* **What the task requires**
Filter the records for lines holding the string "xlabel".

________________________

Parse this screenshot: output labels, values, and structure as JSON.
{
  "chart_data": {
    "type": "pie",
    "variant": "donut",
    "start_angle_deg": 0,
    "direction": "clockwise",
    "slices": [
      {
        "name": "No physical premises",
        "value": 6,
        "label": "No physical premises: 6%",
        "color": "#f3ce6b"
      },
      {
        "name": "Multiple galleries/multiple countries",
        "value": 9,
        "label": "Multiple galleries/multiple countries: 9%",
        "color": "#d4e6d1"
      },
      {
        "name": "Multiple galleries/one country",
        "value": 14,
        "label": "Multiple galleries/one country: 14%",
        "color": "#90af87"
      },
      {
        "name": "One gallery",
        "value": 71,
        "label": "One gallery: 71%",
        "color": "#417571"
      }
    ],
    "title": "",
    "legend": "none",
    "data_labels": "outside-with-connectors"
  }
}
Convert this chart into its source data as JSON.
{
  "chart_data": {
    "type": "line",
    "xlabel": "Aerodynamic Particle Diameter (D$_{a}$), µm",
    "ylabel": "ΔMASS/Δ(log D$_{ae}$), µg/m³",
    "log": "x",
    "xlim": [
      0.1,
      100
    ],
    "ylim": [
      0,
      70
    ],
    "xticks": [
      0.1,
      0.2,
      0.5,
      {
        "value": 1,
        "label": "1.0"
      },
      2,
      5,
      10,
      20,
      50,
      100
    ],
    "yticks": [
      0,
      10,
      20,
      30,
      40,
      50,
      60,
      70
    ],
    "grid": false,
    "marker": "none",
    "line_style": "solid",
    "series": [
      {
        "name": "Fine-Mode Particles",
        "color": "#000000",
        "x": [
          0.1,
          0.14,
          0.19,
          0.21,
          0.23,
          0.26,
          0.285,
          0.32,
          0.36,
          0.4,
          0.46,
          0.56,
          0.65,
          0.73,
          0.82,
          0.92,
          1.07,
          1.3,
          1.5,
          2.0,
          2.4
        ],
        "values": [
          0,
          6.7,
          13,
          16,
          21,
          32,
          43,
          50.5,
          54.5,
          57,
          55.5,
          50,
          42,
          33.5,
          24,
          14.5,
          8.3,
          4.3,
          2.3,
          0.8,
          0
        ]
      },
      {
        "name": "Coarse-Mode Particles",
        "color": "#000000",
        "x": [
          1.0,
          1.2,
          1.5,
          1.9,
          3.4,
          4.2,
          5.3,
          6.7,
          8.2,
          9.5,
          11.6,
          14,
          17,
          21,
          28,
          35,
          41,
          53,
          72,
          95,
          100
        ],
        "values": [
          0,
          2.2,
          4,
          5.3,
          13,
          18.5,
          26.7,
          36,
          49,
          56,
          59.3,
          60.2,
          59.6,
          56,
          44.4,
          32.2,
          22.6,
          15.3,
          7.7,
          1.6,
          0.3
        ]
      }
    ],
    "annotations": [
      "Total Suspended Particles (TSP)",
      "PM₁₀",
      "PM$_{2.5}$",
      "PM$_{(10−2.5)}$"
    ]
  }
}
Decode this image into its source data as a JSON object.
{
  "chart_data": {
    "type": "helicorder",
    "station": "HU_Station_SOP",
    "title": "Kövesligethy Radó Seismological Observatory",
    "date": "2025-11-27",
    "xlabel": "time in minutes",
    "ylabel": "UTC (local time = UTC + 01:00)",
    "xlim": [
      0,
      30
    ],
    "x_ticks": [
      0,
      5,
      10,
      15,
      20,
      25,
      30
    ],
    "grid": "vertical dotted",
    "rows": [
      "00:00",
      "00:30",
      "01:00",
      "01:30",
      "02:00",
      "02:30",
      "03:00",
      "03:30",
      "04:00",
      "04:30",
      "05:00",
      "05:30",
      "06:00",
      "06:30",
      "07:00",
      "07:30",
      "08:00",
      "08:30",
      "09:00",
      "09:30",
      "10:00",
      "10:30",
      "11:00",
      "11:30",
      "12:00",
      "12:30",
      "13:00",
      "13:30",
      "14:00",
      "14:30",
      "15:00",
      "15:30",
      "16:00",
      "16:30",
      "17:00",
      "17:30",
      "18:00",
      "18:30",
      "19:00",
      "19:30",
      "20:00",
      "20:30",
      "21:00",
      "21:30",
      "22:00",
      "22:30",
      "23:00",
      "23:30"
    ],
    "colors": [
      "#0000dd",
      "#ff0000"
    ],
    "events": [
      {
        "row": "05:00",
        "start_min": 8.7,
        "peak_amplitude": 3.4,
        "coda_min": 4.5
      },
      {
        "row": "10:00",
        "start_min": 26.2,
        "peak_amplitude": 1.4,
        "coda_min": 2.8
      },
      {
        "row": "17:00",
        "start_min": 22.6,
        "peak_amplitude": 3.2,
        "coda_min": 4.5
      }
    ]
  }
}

________________________

* **Solution**
    "xlabel": "Aerodynamic Particle Diameter (D$_{a}$), µm",
    "xlabel": "time in minutes",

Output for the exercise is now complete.